# TASK DESCRIPTION
Pull each line containing "tanpa" from the data.

┌────────

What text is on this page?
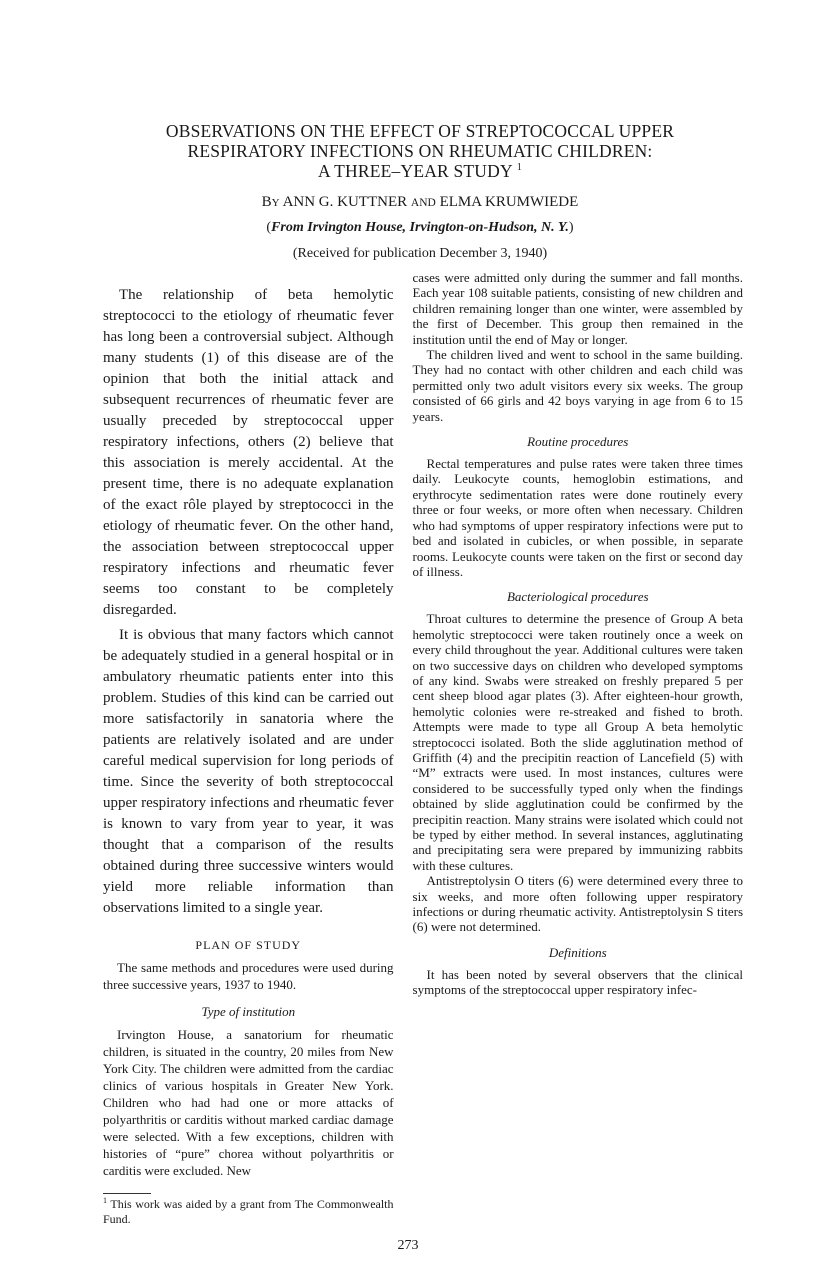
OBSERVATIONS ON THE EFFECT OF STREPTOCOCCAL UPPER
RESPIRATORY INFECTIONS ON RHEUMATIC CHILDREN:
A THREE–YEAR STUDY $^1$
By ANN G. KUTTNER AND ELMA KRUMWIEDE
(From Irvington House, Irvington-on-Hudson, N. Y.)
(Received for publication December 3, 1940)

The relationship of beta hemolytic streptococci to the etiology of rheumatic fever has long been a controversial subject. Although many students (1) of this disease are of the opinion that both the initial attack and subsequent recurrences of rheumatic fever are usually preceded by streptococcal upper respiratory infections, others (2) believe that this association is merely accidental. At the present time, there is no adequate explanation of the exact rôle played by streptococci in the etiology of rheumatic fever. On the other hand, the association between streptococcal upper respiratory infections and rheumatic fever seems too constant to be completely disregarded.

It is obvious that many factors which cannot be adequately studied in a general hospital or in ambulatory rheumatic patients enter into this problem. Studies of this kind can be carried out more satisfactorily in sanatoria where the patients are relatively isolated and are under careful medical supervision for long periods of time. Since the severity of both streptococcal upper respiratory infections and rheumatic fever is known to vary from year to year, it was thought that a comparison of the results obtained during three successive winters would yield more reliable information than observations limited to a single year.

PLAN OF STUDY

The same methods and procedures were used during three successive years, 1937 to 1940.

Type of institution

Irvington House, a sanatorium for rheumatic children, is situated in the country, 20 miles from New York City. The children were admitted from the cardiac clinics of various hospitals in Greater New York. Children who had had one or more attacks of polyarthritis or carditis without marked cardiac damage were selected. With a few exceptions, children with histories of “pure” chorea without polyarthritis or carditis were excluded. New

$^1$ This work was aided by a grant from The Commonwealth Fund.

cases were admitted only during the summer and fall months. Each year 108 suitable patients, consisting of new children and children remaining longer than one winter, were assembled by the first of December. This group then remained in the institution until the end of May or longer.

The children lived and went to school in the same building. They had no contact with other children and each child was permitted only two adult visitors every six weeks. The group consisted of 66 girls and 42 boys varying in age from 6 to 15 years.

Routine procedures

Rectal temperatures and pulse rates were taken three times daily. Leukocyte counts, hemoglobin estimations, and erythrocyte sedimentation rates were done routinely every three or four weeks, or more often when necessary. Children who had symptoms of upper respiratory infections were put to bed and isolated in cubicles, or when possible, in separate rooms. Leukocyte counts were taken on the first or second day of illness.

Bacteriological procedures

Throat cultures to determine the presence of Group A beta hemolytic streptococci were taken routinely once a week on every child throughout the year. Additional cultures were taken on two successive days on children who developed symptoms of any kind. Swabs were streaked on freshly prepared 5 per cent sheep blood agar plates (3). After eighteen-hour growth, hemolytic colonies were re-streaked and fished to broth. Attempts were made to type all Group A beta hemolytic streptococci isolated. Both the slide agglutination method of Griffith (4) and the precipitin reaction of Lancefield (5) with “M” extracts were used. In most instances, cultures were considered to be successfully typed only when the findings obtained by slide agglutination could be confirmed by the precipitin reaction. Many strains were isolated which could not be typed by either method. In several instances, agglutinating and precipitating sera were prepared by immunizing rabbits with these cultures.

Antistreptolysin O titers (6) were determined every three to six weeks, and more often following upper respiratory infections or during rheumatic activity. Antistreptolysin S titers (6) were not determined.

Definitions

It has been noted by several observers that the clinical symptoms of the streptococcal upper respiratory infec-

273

└────────
┌────────

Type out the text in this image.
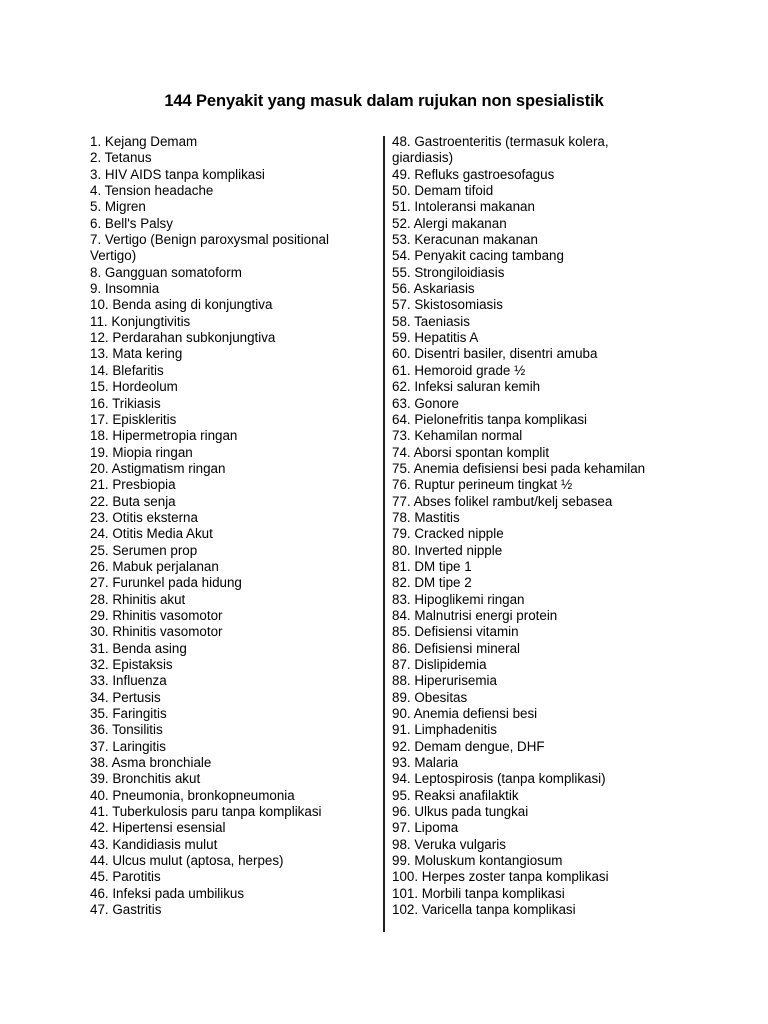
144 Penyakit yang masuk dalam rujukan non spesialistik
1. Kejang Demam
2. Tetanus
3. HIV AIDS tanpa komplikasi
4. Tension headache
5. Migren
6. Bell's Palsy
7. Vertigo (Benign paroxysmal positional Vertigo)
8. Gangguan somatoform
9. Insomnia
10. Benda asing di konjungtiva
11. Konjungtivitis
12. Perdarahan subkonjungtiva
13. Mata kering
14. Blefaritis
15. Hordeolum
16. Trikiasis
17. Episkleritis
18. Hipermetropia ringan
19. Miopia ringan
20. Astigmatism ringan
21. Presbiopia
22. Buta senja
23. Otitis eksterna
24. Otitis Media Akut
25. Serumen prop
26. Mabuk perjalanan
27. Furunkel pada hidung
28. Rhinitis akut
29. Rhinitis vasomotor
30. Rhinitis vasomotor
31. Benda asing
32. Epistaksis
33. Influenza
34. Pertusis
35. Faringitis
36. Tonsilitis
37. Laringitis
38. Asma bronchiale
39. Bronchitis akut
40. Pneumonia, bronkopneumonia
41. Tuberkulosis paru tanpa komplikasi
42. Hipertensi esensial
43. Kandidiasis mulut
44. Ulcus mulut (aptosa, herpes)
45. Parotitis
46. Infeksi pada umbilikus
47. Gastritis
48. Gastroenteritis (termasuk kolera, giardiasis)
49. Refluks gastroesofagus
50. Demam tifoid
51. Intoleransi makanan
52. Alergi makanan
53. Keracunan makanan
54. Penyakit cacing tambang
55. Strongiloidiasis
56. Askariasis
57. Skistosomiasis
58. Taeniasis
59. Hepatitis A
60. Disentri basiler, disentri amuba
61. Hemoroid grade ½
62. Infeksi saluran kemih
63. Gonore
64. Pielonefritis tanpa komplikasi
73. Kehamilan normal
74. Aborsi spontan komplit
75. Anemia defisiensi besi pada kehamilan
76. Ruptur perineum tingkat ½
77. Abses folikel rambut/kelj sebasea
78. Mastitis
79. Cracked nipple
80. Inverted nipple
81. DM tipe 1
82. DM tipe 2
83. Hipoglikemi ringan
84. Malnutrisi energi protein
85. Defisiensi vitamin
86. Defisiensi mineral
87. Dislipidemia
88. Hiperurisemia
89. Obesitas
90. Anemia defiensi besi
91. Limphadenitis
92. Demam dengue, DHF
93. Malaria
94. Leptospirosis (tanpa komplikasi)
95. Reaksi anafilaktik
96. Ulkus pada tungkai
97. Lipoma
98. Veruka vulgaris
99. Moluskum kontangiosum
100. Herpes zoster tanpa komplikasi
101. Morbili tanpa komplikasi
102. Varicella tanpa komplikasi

└────────

# RESPONSE BELOW
3. HIV AIDS tanpa komplikasi
41. Tuberkulosis paru tanpa komplikasi
64. Pielonefritis tanpa komplikasi
94. Leptospirosis (tanpa komplikasi)
100. Herpes zoster tanpa komplikasi
101. Morbili tanpa komplikasi
102. Varicella tanpa komplikasi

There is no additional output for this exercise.